>> begin Materials provided
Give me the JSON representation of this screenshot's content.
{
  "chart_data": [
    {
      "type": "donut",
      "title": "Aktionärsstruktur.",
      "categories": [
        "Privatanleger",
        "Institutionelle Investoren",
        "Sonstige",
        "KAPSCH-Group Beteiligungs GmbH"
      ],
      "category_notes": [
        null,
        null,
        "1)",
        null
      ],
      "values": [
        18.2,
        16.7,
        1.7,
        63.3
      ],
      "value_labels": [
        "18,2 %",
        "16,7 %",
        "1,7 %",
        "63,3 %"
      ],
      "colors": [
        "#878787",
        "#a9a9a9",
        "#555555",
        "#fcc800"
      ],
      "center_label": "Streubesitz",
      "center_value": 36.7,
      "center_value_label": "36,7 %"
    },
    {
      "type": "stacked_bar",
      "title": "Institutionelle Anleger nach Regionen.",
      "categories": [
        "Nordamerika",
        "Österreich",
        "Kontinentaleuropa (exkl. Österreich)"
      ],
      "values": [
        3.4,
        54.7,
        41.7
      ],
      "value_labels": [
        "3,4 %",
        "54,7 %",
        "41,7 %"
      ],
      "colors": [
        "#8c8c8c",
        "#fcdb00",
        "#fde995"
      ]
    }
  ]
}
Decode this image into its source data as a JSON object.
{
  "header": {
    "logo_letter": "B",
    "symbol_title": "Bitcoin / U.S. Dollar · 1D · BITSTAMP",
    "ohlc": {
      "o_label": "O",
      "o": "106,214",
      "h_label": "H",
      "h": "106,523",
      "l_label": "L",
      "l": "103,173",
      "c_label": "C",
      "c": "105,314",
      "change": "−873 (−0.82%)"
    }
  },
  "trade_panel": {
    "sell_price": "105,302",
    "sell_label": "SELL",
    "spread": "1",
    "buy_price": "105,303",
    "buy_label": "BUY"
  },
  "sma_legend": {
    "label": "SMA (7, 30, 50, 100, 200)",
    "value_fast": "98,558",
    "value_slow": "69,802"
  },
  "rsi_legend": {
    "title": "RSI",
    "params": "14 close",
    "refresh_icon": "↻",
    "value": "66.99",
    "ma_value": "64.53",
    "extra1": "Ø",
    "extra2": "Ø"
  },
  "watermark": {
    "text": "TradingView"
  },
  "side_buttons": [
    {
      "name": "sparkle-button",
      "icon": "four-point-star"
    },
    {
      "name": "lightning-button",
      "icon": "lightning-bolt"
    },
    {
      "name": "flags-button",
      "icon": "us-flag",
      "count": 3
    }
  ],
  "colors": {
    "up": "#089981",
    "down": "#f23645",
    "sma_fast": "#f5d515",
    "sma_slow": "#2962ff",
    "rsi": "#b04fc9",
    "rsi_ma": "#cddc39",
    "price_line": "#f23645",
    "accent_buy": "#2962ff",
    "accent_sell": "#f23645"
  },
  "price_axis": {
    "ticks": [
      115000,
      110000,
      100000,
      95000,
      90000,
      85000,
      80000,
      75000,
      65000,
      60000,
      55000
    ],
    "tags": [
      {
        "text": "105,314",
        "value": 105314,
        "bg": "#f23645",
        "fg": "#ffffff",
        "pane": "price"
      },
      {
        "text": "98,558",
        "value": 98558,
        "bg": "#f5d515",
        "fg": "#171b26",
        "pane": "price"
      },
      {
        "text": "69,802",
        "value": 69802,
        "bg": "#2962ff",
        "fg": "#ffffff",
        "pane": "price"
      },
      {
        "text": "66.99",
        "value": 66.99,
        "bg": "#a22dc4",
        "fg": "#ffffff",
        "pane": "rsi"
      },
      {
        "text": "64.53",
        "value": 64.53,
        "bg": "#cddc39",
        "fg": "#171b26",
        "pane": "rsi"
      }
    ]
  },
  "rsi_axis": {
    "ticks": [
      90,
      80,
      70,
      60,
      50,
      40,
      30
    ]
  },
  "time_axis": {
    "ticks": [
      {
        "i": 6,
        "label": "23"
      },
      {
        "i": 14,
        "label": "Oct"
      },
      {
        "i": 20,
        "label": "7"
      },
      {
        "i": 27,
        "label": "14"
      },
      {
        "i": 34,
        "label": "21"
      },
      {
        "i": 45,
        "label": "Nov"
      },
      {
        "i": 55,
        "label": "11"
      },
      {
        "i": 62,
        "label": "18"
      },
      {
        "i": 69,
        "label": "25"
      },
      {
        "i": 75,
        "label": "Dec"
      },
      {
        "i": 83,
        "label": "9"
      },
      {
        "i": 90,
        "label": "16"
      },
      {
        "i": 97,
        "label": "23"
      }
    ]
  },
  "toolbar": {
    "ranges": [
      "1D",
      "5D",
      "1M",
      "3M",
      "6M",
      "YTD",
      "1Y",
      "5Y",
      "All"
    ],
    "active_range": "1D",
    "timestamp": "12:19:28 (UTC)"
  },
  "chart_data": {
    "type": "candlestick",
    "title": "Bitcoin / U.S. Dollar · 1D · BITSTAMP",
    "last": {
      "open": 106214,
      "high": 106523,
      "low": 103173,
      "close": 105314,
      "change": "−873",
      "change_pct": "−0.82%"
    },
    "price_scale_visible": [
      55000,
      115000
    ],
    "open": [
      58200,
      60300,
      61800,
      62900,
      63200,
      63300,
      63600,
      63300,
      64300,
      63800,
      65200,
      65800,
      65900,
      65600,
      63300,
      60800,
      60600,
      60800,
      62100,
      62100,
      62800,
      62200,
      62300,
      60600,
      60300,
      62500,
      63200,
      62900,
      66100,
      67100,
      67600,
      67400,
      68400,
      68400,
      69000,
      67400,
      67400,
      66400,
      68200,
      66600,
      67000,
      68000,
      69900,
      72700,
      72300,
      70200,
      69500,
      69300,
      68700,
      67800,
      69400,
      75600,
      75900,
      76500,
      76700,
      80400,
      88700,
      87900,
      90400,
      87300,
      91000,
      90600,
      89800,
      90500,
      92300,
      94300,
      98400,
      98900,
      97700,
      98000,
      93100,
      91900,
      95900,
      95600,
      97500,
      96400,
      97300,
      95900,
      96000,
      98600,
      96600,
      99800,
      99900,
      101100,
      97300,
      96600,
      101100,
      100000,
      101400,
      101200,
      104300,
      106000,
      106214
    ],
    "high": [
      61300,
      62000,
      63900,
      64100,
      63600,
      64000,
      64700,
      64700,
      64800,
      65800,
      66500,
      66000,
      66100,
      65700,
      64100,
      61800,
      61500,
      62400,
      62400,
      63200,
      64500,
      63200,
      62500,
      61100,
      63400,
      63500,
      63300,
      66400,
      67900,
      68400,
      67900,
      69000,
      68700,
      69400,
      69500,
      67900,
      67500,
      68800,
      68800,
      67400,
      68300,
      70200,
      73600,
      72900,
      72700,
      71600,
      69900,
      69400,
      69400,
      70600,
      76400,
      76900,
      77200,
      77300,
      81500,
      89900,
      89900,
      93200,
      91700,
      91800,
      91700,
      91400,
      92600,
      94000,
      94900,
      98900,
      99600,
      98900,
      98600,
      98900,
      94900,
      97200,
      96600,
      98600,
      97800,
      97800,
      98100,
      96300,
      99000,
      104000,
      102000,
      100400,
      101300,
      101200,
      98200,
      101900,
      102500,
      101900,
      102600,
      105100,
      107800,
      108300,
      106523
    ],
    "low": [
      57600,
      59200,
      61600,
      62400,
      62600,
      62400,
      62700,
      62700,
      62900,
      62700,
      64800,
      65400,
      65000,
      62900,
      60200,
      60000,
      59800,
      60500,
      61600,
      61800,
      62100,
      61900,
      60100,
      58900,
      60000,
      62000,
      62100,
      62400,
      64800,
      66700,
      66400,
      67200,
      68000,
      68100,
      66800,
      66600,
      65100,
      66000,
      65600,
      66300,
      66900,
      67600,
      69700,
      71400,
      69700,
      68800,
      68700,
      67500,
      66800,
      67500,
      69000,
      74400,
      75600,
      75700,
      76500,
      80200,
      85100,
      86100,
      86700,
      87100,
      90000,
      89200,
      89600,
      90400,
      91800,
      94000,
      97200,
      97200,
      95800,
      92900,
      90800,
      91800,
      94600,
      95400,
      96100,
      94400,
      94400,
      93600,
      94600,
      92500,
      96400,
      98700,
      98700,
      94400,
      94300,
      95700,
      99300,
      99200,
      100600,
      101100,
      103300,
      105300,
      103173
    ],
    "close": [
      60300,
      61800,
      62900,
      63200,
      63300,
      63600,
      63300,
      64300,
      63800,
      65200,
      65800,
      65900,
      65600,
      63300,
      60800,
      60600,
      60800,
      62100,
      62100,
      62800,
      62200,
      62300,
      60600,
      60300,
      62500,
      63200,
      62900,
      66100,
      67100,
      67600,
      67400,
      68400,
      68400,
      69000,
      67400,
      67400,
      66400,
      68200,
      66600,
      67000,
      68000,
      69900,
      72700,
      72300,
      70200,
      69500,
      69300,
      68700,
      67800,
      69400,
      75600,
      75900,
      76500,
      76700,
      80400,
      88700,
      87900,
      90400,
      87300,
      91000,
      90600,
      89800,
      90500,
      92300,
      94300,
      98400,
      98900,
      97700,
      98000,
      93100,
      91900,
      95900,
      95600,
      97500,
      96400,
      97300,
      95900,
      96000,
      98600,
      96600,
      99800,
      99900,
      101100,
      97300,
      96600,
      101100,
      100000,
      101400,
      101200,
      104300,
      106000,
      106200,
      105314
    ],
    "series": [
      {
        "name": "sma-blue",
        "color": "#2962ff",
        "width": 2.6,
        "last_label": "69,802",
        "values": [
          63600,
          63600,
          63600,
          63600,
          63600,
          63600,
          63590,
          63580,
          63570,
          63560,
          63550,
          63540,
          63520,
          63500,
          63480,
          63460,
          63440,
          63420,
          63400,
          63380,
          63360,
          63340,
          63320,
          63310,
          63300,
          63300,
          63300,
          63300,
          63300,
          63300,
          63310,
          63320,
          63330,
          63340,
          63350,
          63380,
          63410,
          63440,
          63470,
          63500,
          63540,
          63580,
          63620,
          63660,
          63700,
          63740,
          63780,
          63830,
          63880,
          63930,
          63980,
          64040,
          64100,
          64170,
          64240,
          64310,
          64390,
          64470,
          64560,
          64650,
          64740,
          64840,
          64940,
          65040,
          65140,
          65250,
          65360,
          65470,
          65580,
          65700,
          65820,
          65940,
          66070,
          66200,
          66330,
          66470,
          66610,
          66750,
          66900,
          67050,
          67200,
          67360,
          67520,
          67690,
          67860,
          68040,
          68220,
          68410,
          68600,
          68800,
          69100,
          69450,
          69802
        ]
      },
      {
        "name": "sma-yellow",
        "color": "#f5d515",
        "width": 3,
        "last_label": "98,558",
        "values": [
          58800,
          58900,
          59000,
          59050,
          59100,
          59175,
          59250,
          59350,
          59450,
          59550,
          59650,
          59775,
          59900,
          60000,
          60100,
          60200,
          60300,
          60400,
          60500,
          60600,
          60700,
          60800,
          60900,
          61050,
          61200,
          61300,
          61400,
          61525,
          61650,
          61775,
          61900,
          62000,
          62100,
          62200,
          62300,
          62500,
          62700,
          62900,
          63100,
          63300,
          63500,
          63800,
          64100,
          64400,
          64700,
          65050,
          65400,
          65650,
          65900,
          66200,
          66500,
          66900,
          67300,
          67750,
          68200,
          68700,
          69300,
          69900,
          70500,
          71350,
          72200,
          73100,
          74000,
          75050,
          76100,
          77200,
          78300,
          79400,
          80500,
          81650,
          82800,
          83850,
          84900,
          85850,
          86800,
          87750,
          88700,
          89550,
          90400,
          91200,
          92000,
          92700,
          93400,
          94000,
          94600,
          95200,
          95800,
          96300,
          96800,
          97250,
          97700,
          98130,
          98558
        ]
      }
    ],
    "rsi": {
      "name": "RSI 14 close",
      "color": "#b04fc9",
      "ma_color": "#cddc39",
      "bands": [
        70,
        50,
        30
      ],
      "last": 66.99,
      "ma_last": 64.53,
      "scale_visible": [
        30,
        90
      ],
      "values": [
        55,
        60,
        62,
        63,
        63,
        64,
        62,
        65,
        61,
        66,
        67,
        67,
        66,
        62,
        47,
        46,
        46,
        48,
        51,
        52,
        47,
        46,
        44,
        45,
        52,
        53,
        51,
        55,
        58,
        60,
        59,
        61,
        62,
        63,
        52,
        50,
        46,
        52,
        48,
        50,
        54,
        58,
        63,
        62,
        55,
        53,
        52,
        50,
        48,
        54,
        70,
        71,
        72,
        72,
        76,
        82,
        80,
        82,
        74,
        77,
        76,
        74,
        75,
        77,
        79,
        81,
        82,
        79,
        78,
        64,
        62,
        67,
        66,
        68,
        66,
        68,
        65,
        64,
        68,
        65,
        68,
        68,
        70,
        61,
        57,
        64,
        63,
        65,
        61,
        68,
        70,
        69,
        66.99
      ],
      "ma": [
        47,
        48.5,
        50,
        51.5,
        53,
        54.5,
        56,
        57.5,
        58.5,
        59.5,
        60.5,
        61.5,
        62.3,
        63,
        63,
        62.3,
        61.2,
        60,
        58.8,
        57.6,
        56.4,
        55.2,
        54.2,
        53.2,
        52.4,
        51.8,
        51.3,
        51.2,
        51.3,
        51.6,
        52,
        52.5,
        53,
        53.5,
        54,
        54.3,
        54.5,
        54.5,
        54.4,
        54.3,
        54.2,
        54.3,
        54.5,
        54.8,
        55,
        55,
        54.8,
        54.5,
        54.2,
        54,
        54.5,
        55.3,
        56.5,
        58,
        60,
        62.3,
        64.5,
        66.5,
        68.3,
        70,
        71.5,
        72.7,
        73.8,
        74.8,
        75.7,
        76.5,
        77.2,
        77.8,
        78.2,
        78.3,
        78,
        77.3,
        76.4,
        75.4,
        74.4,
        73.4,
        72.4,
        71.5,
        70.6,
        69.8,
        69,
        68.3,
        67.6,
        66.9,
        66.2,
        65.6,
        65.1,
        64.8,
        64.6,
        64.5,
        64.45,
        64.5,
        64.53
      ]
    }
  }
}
>> end Materials provided
◆ Task requirements
Check each line of the entries for the string "name". Copy the lines that have it.

◆ Reply to the task
      "name": "sparkle-button",
      "name": "lightning-button",
      "name": "flags-button",
        "name": "sma-blue",
        "name": "sma-yellow",
      "name": "RSI 14 close",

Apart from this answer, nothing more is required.